SHORT PROBLEM: Take the lines running from the line with "Text: 8: 8 bbox=[455, 266, 463, 278]" up to and including the line with "Text: 6: 6 bbox=[413, 400, 421, 413]", and write them out again with "Rectangle" put in place of "FancyBboxPatch". Change nothing else.

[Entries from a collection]
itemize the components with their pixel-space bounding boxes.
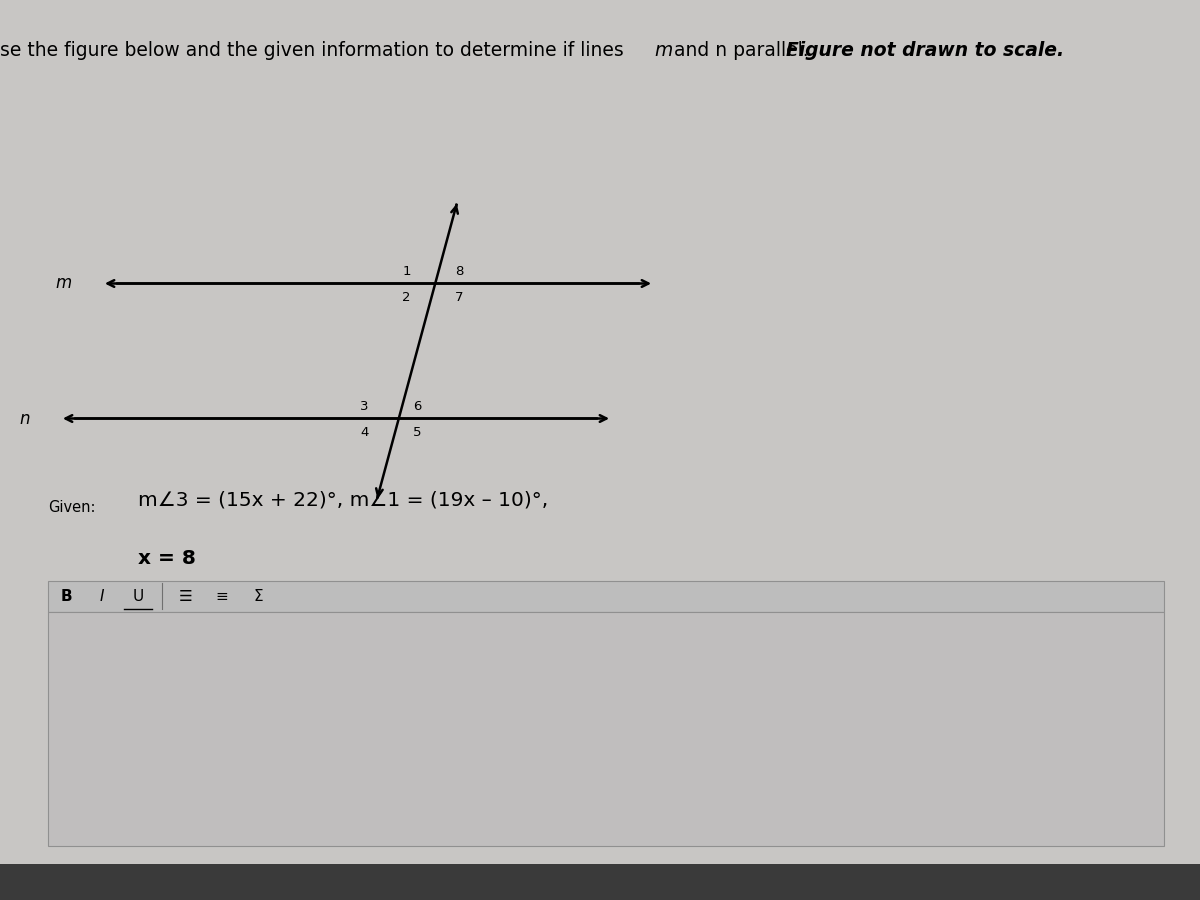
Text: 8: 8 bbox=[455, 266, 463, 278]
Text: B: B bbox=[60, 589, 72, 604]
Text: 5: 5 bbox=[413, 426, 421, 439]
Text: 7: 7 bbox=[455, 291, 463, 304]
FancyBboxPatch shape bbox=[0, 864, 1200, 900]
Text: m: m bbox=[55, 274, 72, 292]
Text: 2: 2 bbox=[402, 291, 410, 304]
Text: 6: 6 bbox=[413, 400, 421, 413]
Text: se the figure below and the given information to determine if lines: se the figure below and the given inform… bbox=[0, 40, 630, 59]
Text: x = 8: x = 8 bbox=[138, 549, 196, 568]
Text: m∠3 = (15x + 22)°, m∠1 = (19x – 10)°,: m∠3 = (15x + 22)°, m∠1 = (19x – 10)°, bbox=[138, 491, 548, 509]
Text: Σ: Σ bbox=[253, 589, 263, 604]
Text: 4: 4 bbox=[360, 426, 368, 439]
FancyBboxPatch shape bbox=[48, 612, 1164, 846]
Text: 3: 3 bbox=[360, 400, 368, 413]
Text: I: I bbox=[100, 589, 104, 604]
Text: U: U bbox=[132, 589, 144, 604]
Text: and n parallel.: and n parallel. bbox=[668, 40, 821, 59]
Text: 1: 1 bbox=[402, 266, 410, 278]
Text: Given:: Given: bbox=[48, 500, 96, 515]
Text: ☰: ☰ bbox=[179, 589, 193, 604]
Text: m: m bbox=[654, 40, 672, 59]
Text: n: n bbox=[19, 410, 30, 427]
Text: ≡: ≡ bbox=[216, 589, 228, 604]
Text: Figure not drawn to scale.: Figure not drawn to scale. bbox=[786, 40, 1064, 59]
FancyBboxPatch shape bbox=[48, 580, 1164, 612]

OUTPUT FOR THIS TASK:
Text: 8: 8 bbox=[455, 266, 463, 278]
Text: B: B bbox=[60, 589, 72, 604]
Text: 5: 5 bbox=[413, 426, 421, 439]
Text: 7: 7 bbox=[455, 291, 463, 304]
Rectangle shape bbox=[0, 864, 1200, 900]
Text: m: m bbox=[55, 274, 72, 292]
Text: 2: 2 bbox=[402, 291, 410, 304]
Text: 6: 6 bbox=[413, 400, 421, 413]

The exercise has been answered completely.